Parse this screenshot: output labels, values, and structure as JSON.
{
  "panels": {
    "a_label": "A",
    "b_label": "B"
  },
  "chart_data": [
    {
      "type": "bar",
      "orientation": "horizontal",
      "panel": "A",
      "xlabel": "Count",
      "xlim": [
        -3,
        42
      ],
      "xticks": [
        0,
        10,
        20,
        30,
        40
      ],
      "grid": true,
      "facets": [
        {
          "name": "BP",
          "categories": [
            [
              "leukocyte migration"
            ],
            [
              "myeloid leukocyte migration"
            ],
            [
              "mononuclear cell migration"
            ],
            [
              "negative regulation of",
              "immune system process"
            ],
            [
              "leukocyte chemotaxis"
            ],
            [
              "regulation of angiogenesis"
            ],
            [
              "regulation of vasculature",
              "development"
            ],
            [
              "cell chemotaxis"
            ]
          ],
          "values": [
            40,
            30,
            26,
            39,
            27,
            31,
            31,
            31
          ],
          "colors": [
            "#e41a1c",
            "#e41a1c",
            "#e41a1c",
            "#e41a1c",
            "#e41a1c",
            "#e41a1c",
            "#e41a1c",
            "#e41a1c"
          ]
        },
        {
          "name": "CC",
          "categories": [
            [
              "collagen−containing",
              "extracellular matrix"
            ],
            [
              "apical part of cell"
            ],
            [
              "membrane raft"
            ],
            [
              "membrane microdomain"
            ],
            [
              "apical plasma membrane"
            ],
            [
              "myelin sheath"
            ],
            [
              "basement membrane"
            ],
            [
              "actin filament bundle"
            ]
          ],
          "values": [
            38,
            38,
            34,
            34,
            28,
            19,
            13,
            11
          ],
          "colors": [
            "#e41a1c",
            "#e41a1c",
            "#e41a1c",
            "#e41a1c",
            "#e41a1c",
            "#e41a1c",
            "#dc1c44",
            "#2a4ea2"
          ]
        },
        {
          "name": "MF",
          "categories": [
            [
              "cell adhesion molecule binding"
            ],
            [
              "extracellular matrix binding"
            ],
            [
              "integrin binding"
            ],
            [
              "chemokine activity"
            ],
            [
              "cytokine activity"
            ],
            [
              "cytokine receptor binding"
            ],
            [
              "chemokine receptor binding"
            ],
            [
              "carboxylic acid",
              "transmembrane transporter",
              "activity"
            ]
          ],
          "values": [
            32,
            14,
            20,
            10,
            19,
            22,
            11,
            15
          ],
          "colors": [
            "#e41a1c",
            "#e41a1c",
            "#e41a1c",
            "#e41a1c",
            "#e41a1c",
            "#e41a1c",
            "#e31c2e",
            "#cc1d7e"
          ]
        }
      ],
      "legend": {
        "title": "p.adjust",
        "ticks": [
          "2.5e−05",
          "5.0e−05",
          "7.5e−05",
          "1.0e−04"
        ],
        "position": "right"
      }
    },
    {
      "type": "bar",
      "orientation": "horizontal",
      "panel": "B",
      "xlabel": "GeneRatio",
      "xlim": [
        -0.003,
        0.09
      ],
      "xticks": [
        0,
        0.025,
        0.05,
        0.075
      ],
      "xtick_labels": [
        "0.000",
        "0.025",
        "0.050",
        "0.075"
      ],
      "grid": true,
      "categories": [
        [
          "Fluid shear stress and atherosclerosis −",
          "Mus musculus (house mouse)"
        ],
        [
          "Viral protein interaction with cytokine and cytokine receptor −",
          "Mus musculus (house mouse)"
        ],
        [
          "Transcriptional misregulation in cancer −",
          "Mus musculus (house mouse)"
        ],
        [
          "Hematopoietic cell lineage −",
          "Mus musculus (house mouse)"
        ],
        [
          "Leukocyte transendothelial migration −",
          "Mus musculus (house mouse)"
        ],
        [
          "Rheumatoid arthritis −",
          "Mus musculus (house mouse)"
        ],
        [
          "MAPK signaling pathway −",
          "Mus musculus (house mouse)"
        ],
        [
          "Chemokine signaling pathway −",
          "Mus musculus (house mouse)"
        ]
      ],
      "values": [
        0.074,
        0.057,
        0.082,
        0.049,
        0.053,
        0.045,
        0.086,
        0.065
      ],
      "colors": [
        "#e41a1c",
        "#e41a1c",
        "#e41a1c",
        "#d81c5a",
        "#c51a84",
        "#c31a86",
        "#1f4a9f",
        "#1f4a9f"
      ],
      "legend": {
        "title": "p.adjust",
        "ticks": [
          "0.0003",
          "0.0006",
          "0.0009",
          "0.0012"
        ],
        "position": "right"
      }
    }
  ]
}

> _DIRECTIONS_
Every line above should be transcribed exactly.

> _EXERCISE SOLUTION_
Parse this screenshot: output labels, values, and structure as JSON.
{
  "panels": {
    "a_label": "A",
    "b_label": "B"
  },
  "chart_data": [
    {
      "type": "bar",
      "orientation": "horizontal",
      "panel": "A",
      "xlabel": "Count",
      "xlim": [
        -3,
        42
      ],
      "xticks": [
        0,
        10,
        20,
        30,
        40
      ],
      "grid": true,
      "facets": [
        {
          "name": "BP",
          "categories": [
            [
              "leukocyte migration"
            ],
            [
              "myeloid leukocyte migration"
            ],
            [
              "mononuclear cell migration"
            ],
            [
              "negative regulation of",
              "immune system process"
            ],
            [
              "leukocyte chemotaxis"
            ],
            [
              "regulation of angiogenesis"
            ],
            [
              "regulation of vasculature",
              "development"
            ],
            [
              "cell chemotaxis"
            ]
          ],
          "values": [
            40,
            30,
            26,
            39,
            27,
            31,
            31,
            31
          ],
          "colors": [
            "#e41a1c",
            "#e41a1c",
            "#e41a1c",
            "#e41a1c",
            "#e41a1c",
            "#e41a1c",
            "#e41a1c",
            "#e41a1c"
          ]
        },
        {
          "name": "CC",
          "categories": [
            [
              "collagen−containing",
              "extracellular matrix"
            ],
            [
              "apical part of cell"
            ],
            [
              "membrane raft"
            ],
            [
              "membrane microdomain"
            ],
            [
              "apical plasma membrane"
            ],
            [
              "myelin sheath"
            ],
            [
              "basement membrane"
            ],
            [
              "actin filament bundle"
            ]
          ],
          "values": [
            38,
            38,
            34,
            34,
            28,
            19,
            13,
            11
          ],
          "colors": [
            "#e41a1c",
            "#e41a1c",
            "#e41a1c",
            "#e41a1c",
            "#e41a1c",
            "#e41a1c",
            "#dc1c44",
            "#2a4ea2"
          ]
        },
        {
          "name": "MF",
          "categories": [
            [
              "cell adhesion molecule binding"
            ],
            [
              "extracellular matrix binding"
            ],
            [
              "integrin binding"
            ],
            [
              "chemokine activity"
            ],
            [
              "cytokine activity"
            ],
            [
              "cytokine receptor binding"
            ],
            [
              "chemokine receptor binding"
            ],
            [
              "carboxylic acid",
              "transmembrane transporter",
              "activity"
            ]
          ],
          "values": [
            32,
            14,
            20,
            10,
            19,
            22,
            11,
            15
          ],
          "colors": [
            "#e41a1c",
            "#e41a1c",
            "#e41a1c",
            "#e41a1c",
            "#e41a1c",
            "#e41a1c",
            "#e31c2e",
            "#cc1d7e"
          ]
        }
      ],
      "legend": {
        "title": "p.adjust",
        "ticks": [
          "2.5e−05",
          "5.0e−05",
          "7.5e−05",
          "1.0e−04"
        ],
        "position": "right"
      }
    },
    {
      "type": "bar",
      "orientation": "horizontal",
      "panel": "B",
      "xlabel": "GeneRatio",
      "xlim": [
        -0.003,
        0.09
      ],
      "xticks": [
        0,
        0.025,
        0.05,
        0.075
      ],
      "xtick_labels": [
        "0.000",
        "0.025",
        "0.050",
        "0.075"
      ],
      "grid": true,
      "categories": [
        [
          "Fluid shear stress and atherosclerosis −",
          "Mus musculus (house mouse)"
        ],
        [
          "Viral protein interaction with cytokine and cytokine receptor −",
          "Mus musculus (house mouse)"
        ],
        [
          "Transcriptional misregulation in cancer −",
          "Mus musculus (house mouse)"
        ],
        [
          "Hematopoietic cell lineage −",
          "Mus musculus (house mouse)"
        ],
        [
          "Leukocyte transendothelial migration −",
          "Mus musculus (house mouse)"
        ],
        [
          "Rheumatoid arthritis −",
          "Mus musculus (house mouse)"
        ],
        [
          "MAPK signaling pathway −",
          "Mus musculus (house mouse)"
        ],
        [
          "Chemokine signaling pathway −",
          "Mus musculus (house mouse)"
        ]
      ],
      "values": [
        0.074,
        0.057,
        0.082,
        0.049,
        0.053,
        0.045,
        0.086,
        0.065
      ],
      "colors": [
        "#e41a1c",
        "#e41a1c",
        "#e41a1c",
        "#d81c5a",
        "#c51a84",
        "#c31a86",
        "#1f4a9f",
        "#1f4a9f"
      ],
      "legend": {
        "title": "p.adjust",
        "ticks": [
          "0.0003",
          "0.0006",
          "0.0009",
          "0.0012"
        ],
        "position": "right"
      }
    }
  ]
}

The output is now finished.